The records below are split into lines. How many of those lines contain the string "CELLID"? Reply with the number only.

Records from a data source
◇ ◇ ◇ ◇

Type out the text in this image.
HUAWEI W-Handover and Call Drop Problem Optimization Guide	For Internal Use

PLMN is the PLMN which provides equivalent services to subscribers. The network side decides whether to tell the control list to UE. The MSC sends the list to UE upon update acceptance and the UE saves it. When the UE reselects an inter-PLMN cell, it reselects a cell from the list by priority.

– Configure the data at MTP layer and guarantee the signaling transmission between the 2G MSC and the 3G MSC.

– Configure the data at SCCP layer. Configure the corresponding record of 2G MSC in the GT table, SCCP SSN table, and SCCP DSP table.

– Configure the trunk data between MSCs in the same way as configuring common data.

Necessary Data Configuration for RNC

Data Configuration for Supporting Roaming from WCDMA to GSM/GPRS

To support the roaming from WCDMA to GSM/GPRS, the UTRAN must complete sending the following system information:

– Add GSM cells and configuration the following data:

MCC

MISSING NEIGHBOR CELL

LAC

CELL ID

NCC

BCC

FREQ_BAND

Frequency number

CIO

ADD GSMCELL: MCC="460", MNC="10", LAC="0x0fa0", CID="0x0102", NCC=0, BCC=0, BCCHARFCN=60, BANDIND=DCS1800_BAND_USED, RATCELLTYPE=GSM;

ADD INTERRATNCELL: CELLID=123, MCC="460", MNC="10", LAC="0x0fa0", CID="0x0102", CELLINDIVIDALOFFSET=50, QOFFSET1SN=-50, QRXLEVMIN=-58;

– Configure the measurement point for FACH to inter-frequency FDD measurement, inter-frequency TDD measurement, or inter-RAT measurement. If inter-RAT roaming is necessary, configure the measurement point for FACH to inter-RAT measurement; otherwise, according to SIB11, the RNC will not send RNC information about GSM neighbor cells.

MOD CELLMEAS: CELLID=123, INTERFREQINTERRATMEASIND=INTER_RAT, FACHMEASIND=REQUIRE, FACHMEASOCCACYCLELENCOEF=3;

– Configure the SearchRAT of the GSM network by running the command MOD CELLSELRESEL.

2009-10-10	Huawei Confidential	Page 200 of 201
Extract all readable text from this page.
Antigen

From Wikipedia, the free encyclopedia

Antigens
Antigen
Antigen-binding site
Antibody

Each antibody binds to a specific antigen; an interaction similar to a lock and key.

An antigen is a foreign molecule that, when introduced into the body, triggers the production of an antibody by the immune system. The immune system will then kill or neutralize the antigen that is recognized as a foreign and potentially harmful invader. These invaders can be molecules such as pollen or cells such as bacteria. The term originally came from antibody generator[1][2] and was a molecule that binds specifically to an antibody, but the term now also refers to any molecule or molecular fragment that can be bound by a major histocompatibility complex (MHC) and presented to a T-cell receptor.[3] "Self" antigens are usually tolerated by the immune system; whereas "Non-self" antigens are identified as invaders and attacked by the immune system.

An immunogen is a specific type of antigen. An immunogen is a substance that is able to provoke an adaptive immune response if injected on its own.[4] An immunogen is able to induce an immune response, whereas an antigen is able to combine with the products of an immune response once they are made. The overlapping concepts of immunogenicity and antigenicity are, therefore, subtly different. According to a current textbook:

◇ ◇ ◇ ◇

[Result of this exercise] 2